Data entries for graphics:
□ □ □ □

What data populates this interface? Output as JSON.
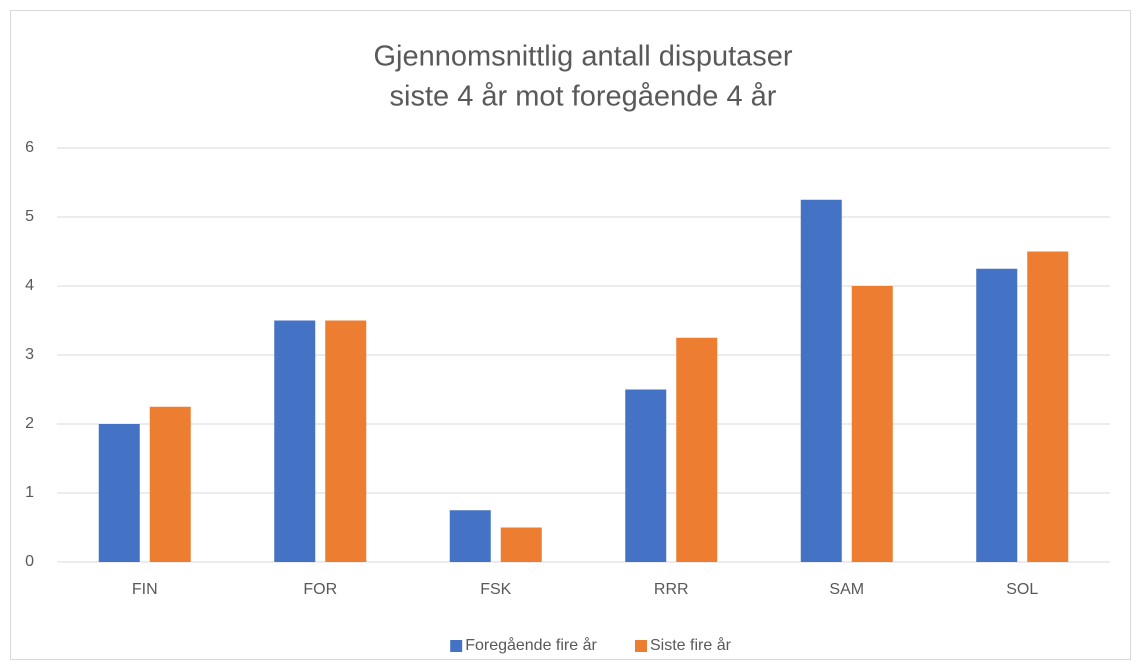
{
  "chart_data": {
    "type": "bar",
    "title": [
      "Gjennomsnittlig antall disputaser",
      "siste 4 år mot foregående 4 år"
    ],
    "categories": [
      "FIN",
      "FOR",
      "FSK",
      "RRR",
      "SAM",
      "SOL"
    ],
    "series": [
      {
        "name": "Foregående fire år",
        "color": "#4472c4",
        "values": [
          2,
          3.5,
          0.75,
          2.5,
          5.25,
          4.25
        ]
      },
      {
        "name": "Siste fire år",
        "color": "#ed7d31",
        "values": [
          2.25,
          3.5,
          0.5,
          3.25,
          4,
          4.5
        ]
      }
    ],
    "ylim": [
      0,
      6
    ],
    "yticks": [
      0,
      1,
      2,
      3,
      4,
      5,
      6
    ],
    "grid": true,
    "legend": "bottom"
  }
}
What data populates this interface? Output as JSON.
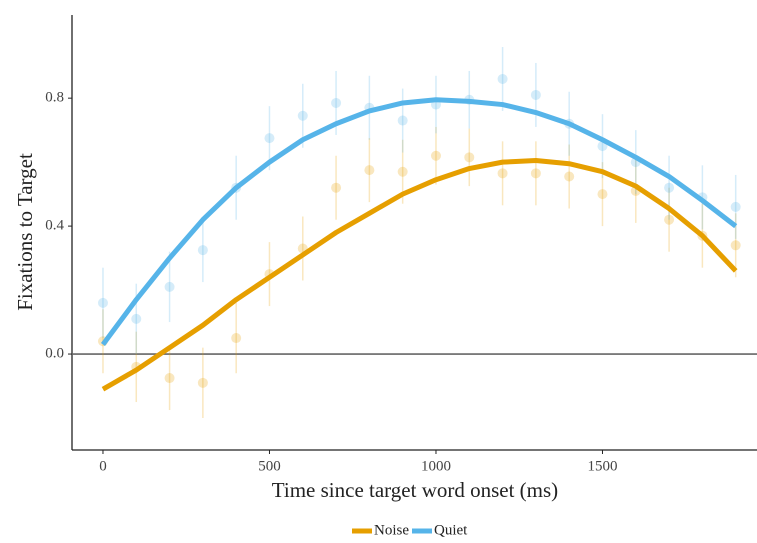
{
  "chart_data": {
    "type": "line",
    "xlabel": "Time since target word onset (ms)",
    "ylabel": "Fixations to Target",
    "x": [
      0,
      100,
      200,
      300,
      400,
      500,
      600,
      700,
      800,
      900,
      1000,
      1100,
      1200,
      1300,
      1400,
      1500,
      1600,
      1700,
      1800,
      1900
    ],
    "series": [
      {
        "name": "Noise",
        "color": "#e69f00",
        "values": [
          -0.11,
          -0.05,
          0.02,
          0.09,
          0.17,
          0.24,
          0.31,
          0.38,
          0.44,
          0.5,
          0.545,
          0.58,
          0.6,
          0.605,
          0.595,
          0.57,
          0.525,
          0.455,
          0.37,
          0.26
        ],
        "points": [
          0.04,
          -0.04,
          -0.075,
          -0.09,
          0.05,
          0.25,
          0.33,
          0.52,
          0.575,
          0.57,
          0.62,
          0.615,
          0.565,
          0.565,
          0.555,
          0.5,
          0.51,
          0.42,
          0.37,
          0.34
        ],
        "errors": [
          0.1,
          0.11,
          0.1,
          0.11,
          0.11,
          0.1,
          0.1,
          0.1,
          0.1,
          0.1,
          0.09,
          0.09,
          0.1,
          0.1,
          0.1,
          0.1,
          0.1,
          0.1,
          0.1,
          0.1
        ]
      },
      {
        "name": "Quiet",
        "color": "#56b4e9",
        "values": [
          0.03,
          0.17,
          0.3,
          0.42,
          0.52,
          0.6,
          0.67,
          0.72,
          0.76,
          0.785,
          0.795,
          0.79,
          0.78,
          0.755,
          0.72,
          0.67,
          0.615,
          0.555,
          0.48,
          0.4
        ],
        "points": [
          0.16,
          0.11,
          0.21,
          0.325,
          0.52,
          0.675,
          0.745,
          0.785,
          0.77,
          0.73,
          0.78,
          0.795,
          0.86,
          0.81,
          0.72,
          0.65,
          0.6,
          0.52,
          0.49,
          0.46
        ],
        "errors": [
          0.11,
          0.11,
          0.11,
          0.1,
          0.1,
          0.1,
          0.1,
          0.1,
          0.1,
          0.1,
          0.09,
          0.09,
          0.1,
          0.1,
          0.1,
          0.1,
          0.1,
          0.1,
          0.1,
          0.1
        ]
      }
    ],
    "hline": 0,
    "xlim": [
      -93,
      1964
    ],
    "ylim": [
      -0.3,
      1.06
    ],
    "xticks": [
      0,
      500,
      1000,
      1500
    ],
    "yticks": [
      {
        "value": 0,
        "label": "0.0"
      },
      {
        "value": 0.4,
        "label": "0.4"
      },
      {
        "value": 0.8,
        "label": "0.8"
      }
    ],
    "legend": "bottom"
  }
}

□ □ □ □

■ GIVEN EXERCISE
Lines containing the string "color" are to be selected and copied.

■ SOLUTION FOR THIS TASK
        "color": "#4472c4",
        "color": "#ed7d31",
        "color": "#e69f00",
        "color": "#56b4e9",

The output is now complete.